Check each line of the records below and collect those that include the word "JSON".

[Stored data entries]
════
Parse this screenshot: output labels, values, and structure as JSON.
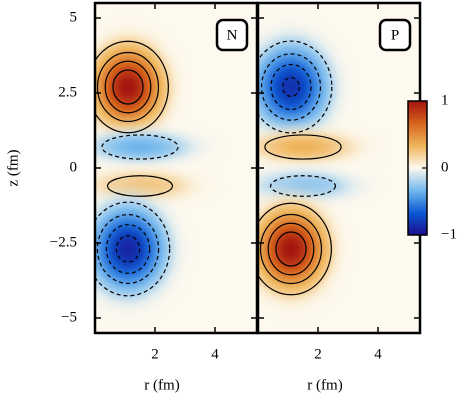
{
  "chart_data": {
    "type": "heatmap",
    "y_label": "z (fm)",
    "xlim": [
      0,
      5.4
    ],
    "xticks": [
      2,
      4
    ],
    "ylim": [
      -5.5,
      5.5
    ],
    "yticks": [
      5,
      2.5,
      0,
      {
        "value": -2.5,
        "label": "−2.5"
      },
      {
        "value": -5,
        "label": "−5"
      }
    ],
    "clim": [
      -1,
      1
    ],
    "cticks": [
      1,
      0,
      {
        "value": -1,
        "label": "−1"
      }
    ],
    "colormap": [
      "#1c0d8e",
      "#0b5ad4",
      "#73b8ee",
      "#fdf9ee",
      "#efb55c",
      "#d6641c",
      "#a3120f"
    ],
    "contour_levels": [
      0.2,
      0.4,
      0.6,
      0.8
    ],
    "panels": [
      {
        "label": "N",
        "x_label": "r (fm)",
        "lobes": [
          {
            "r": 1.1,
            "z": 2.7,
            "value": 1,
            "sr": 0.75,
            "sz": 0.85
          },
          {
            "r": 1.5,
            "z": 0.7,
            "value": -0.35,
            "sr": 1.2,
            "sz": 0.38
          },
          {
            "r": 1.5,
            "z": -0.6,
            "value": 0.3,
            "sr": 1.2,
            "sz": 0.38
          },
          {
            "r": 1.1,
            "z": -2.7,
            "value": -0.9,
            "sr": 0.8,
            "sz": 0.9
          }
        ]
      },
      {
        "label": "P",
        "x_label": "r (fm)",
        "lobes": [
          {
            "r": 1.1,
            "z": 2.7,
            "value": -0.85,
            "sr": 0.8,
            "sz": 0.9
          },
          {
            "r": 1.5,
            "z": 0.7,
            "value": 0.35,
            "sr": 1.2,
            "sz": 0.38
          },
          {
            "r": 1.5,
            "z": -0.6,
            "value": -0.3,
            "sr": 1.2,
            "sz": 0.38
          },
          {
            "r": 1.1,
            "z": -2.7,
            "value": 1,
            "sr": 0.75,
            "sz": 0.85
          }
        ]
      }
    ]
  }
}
════
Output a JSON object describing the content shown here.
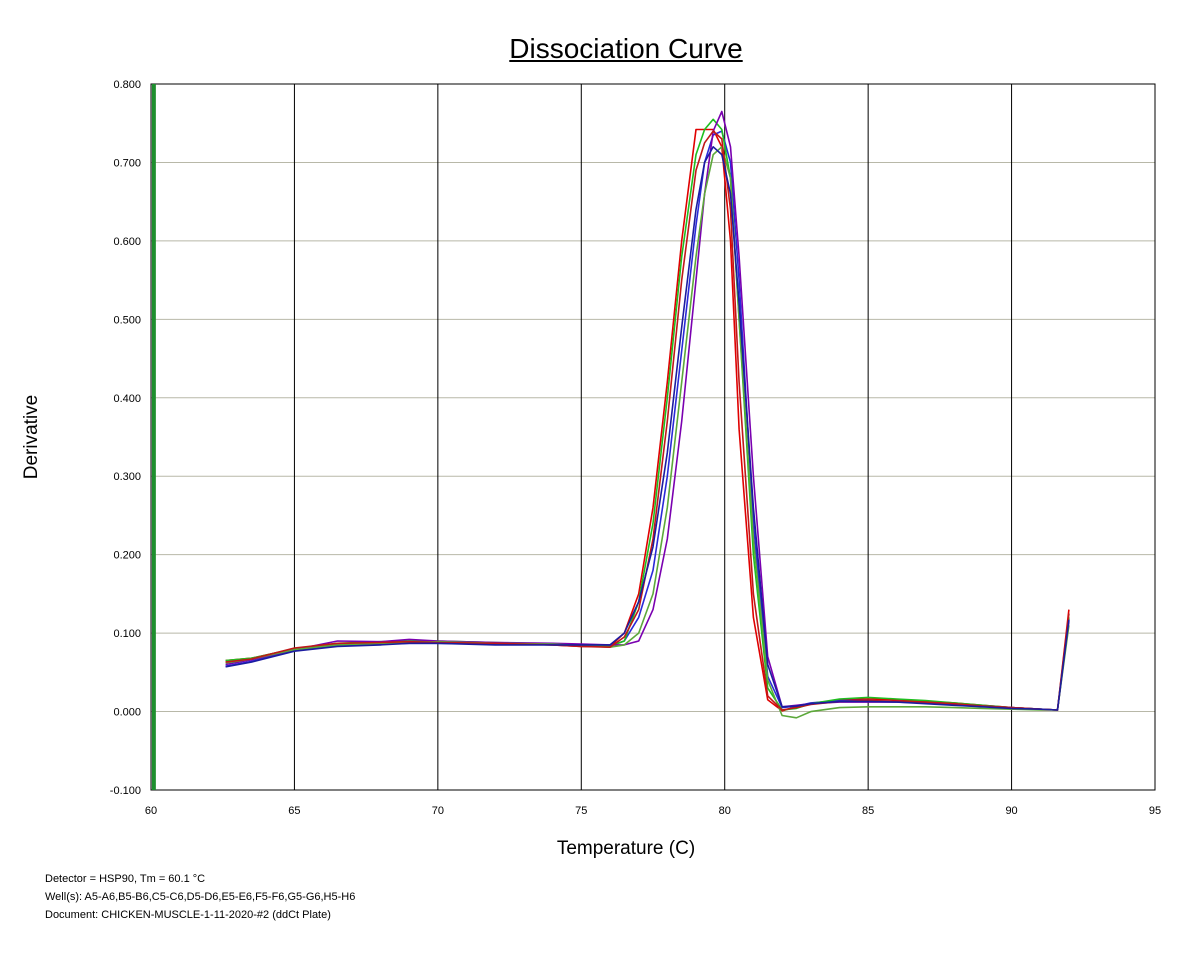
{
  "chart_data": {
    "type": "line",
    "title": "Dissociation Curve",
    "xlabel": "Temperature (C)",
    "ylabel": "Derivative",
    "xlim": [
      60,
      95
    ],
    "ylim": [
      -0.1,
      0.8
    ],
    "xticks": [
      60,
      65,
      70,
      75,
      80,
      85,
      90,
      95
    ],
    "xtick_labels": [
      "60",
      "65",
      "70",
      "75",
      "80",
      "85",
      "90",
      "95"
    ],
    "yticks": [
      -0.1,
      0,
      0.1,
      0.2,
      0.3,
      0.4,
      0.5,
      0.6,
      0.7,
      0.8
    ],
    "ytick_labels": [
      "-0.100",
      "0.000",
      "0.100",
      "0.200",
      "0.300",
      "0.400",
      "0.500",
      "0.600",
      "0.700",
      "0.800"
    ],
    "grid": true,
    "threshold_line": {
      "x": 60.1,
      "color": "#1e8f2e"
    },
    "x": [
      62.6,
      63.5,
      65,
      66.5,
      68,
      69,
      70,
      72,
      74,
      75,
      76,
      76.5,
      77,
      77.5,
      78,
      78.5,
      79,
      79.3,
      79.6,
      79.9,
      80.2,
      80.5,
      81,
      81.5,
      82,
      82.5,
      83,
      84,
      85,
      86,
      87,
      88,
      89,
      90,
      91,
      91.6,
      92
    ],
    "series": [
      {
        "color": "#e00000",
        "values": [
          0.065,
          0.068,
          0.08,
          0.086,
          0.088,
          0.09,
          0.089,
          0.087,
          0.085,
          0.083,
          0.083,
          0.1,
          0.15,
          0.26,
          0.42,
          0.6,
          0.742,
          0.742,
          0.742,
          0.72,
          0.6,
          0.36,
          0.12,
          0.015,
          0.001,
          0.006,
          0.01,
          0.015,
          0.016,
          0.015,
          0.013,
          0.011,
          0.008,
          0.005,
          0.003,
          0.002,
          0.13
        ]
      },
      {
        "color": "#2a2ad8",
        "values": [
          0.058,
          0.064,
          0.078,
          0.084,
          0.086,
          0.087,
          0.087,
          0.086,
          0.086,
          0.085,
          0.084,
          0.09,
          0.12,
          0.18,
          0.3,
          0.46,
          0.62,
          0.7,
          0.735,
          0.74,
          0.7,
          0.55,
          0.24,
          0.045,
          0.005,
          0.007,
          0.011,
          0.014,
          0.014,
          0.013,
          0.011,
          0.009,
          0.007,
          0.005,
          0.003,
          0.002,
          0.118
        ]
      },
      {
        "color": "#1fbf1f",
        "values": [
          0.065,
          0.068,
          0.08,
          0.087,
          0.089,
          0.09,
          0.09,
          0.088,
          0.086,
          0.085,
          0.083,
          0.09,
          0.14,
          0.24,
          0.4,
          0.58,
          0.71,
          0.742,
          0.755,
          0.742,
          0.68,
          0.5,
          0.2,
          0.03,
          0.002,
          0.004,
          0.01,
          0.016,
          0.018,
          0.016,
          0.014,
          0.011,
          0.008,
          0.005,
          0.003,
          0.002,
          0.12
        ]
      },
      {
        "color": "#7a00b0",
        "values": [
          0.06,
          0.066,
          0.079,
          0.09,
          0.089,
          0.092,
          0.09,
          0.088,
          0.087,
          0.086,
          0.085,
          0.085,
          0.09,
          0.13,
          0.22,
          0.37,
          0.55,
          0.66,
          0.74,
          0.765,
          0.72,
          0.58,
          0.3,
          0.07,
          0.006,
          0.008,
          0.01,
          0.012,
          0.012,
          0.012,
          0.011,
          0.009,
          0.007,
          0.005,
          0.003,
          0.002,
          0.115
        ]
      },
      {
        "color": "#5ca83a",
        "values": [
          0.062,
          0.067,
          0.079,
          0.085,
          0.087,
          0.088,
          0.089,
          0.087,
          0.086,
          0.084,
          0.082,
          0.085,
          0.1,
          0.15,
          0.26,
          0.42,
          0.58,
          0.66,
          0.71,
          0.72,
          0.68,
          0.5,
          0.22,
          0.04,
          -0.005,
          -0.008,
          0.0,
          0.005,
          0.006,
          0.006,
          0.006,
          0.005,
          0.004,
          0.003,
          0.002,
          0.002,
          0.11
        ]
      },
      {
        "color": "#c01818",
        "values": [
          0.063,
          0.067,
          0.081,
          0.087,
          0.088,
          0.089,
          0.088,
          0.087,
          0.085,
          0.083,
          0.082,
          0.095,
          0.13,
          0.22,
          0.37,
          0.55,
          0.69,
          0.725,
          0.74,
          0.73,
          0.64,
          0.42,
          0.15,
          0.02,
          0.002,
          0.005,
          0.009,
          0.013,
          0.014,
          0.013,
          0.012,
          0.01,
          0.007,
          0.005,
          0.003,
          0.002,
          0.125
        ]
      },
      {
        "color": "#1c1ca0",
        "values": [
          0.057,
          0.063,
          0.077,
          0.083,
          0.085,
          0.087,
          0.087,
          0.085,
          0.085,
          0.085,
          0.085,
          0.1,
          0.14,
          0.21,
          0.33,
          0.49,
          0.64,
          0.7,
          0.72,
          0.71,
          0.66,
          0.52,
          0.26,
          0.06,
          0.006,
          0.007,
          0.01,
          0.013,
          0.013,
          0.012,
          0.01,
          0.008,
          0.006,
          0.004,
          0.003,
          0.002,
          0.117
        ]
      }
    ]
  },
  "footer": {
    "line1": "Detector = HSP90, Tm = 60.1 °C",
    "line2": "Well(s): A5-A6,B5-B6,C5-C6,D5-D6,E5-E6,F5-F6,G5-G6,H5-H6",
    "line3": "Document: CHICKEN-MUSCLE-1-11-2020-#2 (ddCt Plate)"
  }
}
════
[Task result]
Parse this screenshot: output labels, values, and structure as JSON.
Output a JSON object describing the content shown here.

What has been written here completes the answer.